• AVAILABLE RECORDS:
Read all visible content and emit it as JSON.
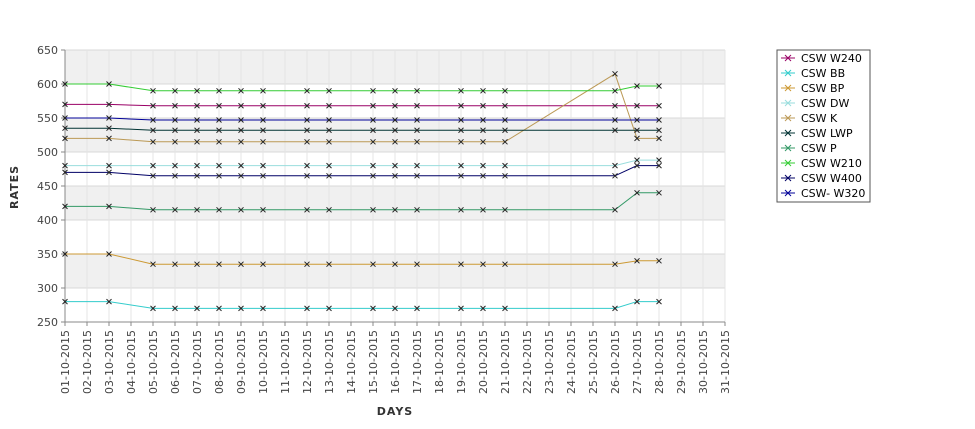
{
  "chart_data": {
    "type": "line",
    "xlabel": "DAYS",
    "ylabel": "RATES",
    "ylim": [
      250,
      650
    ],
    "yticks": [
      250,
      300,
      350,
      400,
      450,
      500,
      550,
      600,
      650
    ],
    "xtick_labels": [
      "01-10-2015",
      "02-10-2015",
      "03-10-2015",
      "04-10-2015",
      "05-10-2015",
      "06-10-2015",
      "07-10-2015",
      "08-10-2015",
      "09-10-2015",
      "10-10-2015",
      "11-10-2015",
      "12-10-2015",
      "13-10-2015",
      "14-10-2015",
      "15-10-2015",
      "16-10-2015",
      "17-10-2015",
      "18-10-2015",
      "19-10-2015",
      "20-10-2015",
      "21-10-2015",
      "22-10-2015",
      "23-10-2015",
      "24-10-2015",
      "25-10-2015",
      "26-10-2015",
      "27-10-2015",
      "28-10-2015",
      "29-10-2015",
      "30-10-2015",
      "31-10-2015"
    ],
    "x": [
      "01-10-2015",
      "03-10-2015",
      "05-10-2015",
      "06-10-2015",
      "07-10-2015",
      "08-10-2015",
      "09-10-2015",
      "10-10-2015",
      "12-10-2015",
      "13-10-2015",
      "15-10-2015",
      "16-10-2015",
      "17-10-2015",
      "19-10-2015",
      "20-10-2015",
      "21-10-2015",
      "26-10-2015",
      "27-10-2015",
      "28-10-2015"
    ],
    "grid": true,
    "legend_position": "right",
    "series": [
      {
        "name": "CSW  W240",
        "color": "#990066",
        "values": [
          570,
          570,
          568,
          568,
          568,
          568,
          568,
          568,
          568,
          568,
          568,
          568,
          568,
          568,
          568,
          568,
          568,
          568,
          568
        ]
      },
      {
        "name": "CSW BB",
        "color": "#33cccc",
        "values": [
          280,
          280,
          270,
          270,
          270,
          270,
          270,
          270,
          270,
          270,
          270,
          270,
          270,
          270,
          270,
          270,
          270,
          280,
          280
        ]
      },
      {
        "name": "CSW BP",
        "color": "#cc9933",
        "values": [
          350,
          350,
          335,
          335,
          335,
          335,
          335,
          335,
          335,
          335,
          335,
          335,
          335,
          335,
          335,
          335,
          335,
          340,
          340
        ]
      },
      {
        "name": "CSW DW",
        "color": "#99dddd",
        "values": [
          480,
          480,
          480,
          480,
          480,
          480,
          480,
          480,
          480,
          480,
          480,
          480,
          480,
          480,
          480,
          480,
          480,
          488,
          488
        ]
      },
      {
        "name": "CSW K",
        "color": "#bb9955",
        "values": [
          520,
          520,
          515,
          515,
          515,
          515,
          515,
          515,
          515,
          515,
          515,
          515,
          515,
          515,
          515,
          515,
          615,
          520,
          520
        ]
      },
      {
        "name": "CSW LWP",
        "color": "#003333",
        "values": [
          535,
          535,
          532,
          532,
          532,
          532,
          532,
          532,
          532,
          532,
          532,
          532,
          532,
          532,
          532,
          532,
          532,
          532,
          532
        ]
      },
      {
        "name": "CSW P",
        "color": "#339966",
        "values": [
          420,
          420,
          415,
          415,
          415,
          415,
          415,
          415,
          415,
          415,
          415,
          415,
          415,
          415,
          415,
          415,
          415,
          440,
          440
        ]
      },
      {
        "name": "CSW W210",
        "color": "#33cc33",
        "values": [
          600,
          600,
          590,
          590,
          590,
          590,
          590,
          590,
          590,
          590,
          590,
          590,
          590,
          590,
          590,
          590,
          590,
          597,
          597
        ]
      },
      {
        "name": "CSW W400",
        "color": "#000066",
        "values": [
          470,
          470,
          465,
          465,
          465,
          465,
          465,
          465,
          465,
          465,
          465,
          465,
          465,
          465,
          465,
          465,
          465,
          480,
          480
        ]
      },
      {
        "name": "CSW- W320",
        "color": "#000099",
        "values": [
          550,
          550,
          547,
          547,
          547,
          547,
          547,
          547,
          547,
          547,
          547,
          547,
          547,
          547,
          547,
          547,
          547,
          547,
          547
        ]
      }
    ]
  }
}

• SHORT EXERCISE:
Write the records above out again exactly, with no pictures in your copy.

• REPLY TO THE TASK:
Read all visible content and emit it as JSON.
{
  "chart_data": {
    "type": "line",
    "xlabel": "DAYS",
    "ylabel": "RATES",
    "ylim": [
      250,
      650
    ],
    "yticks": [
      250,
      300,
      350,
      400,
      450,
      500,
      550,
      600,
      650
    ],
    "xtick_labels": [
      "01-10-2015",
      "02-10-2015",
      "03-10-2015",
      "04-10-2015",
      "05-10-2015",
      "06-10-2015",
      "07-10-2015",
      "08-10-2015",
      "09-10-2015",
      "10-10-2015",
      "11-10-2015",
      "12-10-2015",
      "13-10-2015",
      "14-10-2015",
      "15-10-2015",
      "16-10-2015",
      "17-10-2015",
      "18-10-2015",
      "19-10-2015",
      "20-10-2015",
      "21-10-2015",
      "22-10-2015",
      "23-10-2015",
      "24-10-2015",
      "25-10-2015",
      "26-10-2015",
      "27-10-2015",
      "28-10-2015",
      "29-10-2015",
      "30-10-2015",
      "31-10-2015"
    ],
    "x": [
      "01-10-2015",
      "03-10-2015",
      "05-10-2015",
      "06-10-2015",
      "07-10-2015",
      "08-10-2015",
      "09-10-2015",
      "10-10-2015",
      "12-10-2015",
      "13-10-2015",
      "15-10-2015",
      "16-10-2015",
      "17-10-2015",
      "19-10-2015",
      "20-10-2015",
      "21-10-2015",
      "26-10-2015",
      "27-10-2015",
      "28-10-2015"
    ],
    "grid": true,
    "legend_position": "right",
    "series": [
      {
        "name": "CSW  W240",
        "color": "#990066",
        "values": [
          570,
          570,
          568,
          568,
          568,
          568,
          568,
          568,
          568,
          568,
          568,
          568,
          568,
          568,
          568,
          568,
          568,
          568,
          568
        ]
      },
      {
        "name": "CSW BB",
        "color": "#33cccc",
        "values": [
          280,
          280,
          270,
          270,
          270,
          270,
          270,
          270,
          270,
          270,
          270,
          270,
          270,
          270,
          270,
          270,
          270,
          280,
          280
        ]
      },
      {
        "name": "CSW BP",
        "color": "#cc9933",
        "values": [
          350,
          350,
          335,
          335,
          335,
          335,
          335,
          335,
          335,
          335,
          335,
          335,
          335,
          335,
          335,
          335,
          335,
          340,
          340
        ]
      },
      {
        "name": "CSW DW",
        "color": "#99dddd",
        "values": [
          480,
          480,
          480,
          480,
          480,
          480,
          480,
          480,
          480,
          480,
          480,
          480,
          480,
          480,
          480,
          480,
          480,
          488,
          488
        ]
      },
      {
        "name": "CSW K",
        "color": "#bb9955",
        "values": [
          520,
          520,
          515,
          515,
          515,
          515,
          515,
          515,
          515,
          515,
          515,
          515,
          515,
          515,
          515,
          515,
          615,
          520,
          520
        ]
      },
      {
        "name": "CSW LWP",
        "color": "#003333",
        "values": [
          535,
          535,
          532,
          532,
          532,
          532,
          532,
          532,
          532,
          532,
          532,
          532,
          532,
          532,
          532,
          532,
          532,
          532,
          532
        ]
      },
      {
        "name": "CSW P",
        "color": "#339966",
        "values": [
          420,
          420,
          415,
          415,
          415,
          415,
          415,
          415,
          415,
          415,
          415,
          415,
          415,
          415,
          415,
          415,
          415,
          440,
          440
        ]
      },
      {
        "name": "CSW W210",
        "color": "#33cc33",
        "values": [
          600,
          600,
          590,
          590,
          590,
          590,
          590,
          590,
          590,
          590,
          590,
          590,
          590,
          590,
          590,
          590,
          590,
          597,
          597
        ]
      },
      {
        "name": "CSW W400",
        "color": "#000066",
        "values": [
          470,
          470,
          465,
          465,
          465,
          465,
          465,
          465,
          465,
          465,
          465,
          465,
          465,
          465,
          465,
          465,
          465,
          480,
          480
        ]
      },
      {
        "name": "CSW- W320",
        "color": "#000099",
        "values": [
          550,
          550,
          547,
          547,
          547,
          547,
          547,
          547,
          547,
          547,
          547,
          547,
          547,
          547,
          547,
          547,
          547,
          547,
          547
        ]
      }
    ]
  }
}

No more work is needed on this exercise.